» **What you will do**: Return every record below exactly as written, but leave out the pictures.

» **Information shown**:
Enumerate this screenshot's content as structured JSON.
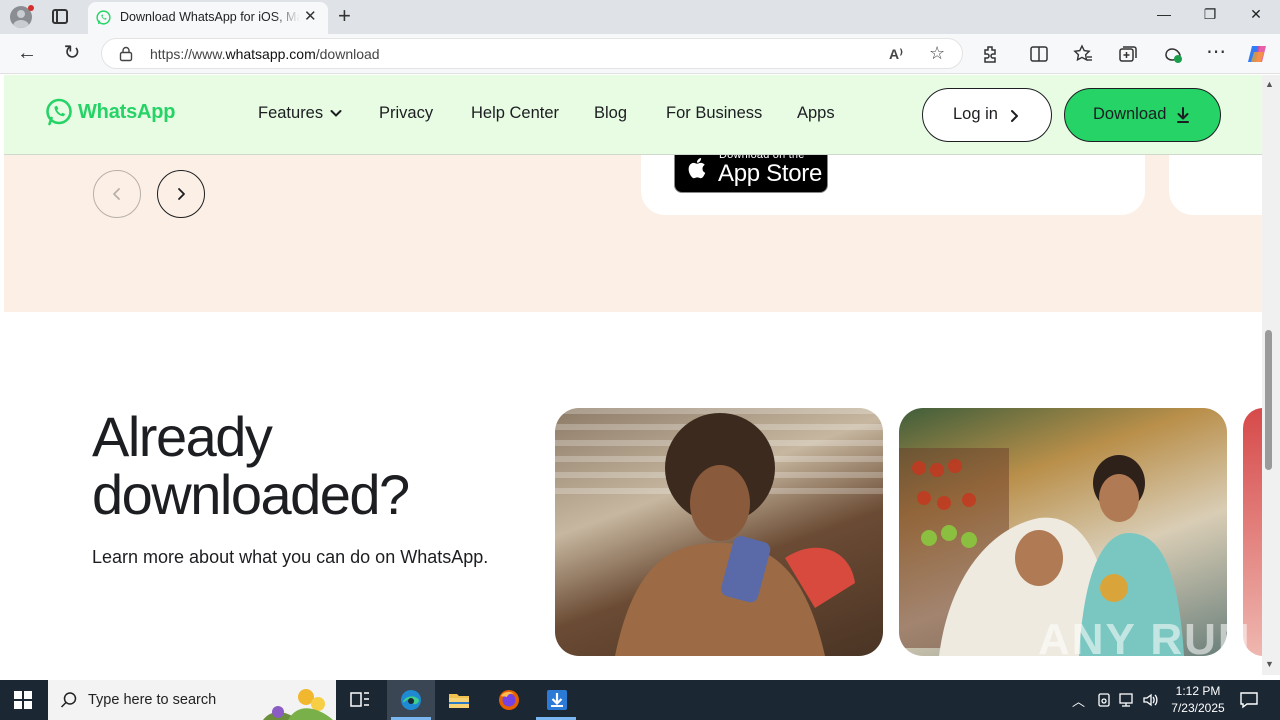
{
  "browser": {
    "tab_title": "Download WhatsApp for iOS, Mac and PC",
    "address_prefix": "https://www.",
    "address_domain": "whatsapp.com",
    "address_path": "/download"
  },
  "page": {
    "header": {
      "logo_text": "WhatsApp",
      "nav": [
        "Features",
        "Privacy",
        "Help Center",
        "Blog",
        "For Business",
        "Apps"
      ],
      "login_label": "Log in",
      "download_label": "Download"
    },
    "app_store": {
      "small": "Download on the",
      "big": "App Store"
    },
    "headline": "Already downloaded?",
    "headline_line1": "Already",
    "headline_line2": "downloaded?",
    "subtext": "Learn more about what you can do on WhatsApp.",
    "watermark": "ANY RUN"
  },
  "taskbar": {
    "search_placeholder": "Type here to search",
    "time": "1:12 PM",
    "date": "7/23/2025"
  },
  "colors": {
    "whatsapp_green": "#25d366",
    "header_bg": "#e7fce3",
    "peach_bg": "#fcefe5"
  }
}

» **Answer for the task**:
Enumerate this screenshot's content as structured JSON.
{
  "browser": {
    "tab_title": "Download WhatsApp for iOS, Mac and PC",
    "address_prefix": "https://www.",
    "address_domain": "whatsapp.com",
    "address_path": "/download"
  },
  "page": {
    "header": {
      "logo_text": "WhatsApp",
      "nav": [
        "Features",
        "Privacy",
        "Help Center",
        "Blog",
        "For Business",
        "Apps"
      ],
      "login_label": "Log in",
      "download_label": "Download"
    },
    "app_store": {
      "small": "Download on the",
      "big": "App Store"
    },
    "headline": "Already downloaded?",
    "headline_line1": "Already",
    "headline_line2": "downloaded?",
    "subtext": "Learn more about what you can do on WhatsApp.",
    "watermark": "ANY RUN"
  },
  "taskbar": {
    "search_placeholder": "Type here to search",
    "time": "1:12 PM",
    "date": "7/23/2025"
  },
  "colors": {
    "whatsapp_green": "#25d366",
    "header_bg": "#e7fce3",
    "peach_bg": "#fcefe5"
  }
}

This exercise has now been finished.